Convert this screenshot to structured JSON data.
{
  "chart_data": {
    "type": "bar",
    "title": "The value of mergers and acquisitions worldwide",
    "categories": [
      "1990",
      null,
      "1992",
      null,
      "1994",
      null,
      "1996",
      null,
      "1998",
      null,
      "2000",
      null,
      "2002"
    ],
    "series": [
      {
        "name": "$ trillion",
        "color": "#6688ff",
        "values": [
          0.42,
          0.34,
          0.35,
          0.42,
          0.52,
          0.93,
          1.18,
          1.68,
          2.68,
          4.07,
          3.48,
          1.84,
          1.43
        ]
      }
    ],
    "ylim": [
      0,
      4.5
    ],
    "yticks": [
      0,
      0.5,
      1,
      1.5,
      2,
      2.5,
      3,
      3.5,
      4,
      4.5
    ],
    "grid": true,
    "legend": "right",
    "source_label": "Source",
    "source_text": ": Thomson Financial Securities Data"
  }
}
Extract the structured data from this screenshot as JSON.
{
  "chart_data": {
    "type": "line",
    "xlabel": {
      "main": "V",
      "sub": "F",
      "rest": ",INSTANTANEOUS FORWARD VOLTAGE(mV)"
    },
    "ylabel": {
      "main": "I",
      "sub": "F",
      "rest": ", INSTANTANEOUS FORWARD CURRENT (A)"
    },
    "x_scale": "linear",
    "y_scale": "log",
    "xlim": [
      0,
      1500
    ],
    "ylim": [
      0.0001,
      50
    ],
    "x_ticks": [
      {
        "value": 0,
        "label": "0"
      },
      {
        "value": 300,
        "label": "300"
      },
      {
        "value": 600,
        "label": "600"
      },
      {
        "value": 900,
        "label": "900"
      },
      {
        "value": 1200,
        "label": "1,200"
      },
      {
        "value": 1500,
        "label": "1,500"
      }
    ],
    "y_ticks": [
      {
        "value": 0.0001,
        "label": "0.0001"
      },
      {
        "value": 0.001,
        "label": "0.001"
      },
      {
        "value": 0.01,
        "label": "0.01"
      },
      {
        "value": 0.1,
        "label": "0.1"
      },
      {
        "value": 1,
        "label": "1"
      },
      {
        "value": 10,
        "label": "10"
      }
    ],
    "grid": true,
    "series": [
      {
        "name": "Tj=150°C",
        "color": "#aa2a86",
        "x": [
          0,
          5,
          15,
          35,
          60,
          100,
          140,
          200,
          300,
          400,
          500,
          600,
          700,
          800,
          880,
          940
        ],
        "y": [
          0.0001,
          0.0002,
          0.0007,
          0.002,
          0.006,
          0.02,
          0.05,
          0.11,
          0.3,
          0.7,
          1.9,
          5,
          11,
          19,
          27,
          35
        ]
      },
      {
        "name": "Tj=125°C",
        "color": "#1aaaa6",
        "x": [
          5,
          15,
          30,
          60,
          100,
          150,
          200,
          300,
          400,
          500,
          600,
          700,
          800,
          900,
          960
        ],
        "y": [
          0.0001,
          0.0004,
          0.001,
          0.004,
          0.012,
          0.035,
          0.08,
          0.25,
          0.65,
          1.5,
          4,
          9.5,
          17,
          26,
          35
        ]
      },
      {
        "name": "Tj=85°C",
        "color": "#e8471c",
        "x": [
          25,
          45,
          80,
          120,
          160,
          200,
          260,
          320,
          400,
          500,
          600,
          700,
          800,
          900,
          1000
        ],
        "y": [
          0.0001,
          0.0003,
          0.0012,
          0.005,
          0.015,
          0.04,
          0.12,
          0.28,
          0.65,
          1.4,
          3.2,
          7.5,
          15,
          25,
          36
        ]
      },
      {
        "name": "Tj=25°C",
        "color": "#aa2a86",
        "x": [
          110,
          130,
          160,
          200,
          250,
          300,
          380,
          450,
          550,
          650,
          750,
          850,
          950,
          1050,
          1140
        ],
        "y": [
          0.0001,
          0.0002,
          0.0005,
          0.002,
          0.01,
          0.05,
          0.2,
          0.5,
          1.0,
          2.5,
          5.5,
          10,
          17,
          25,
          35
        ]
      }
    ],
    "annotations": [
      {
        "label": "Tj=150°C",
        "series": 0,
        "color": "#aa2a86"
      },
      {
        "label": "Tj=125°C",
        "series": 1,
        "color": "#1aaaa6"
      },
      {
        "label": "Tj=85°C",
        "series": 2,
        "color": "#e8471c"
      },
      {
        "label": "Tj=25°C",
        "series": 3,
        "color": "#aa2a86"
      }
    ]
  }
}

***

> [Request]
Write out each line of the data that holds the string "this".

> [Answer for the task]
Convert this screenshot to structured JSON data.
Extract the structured data from this screenshot as JSON.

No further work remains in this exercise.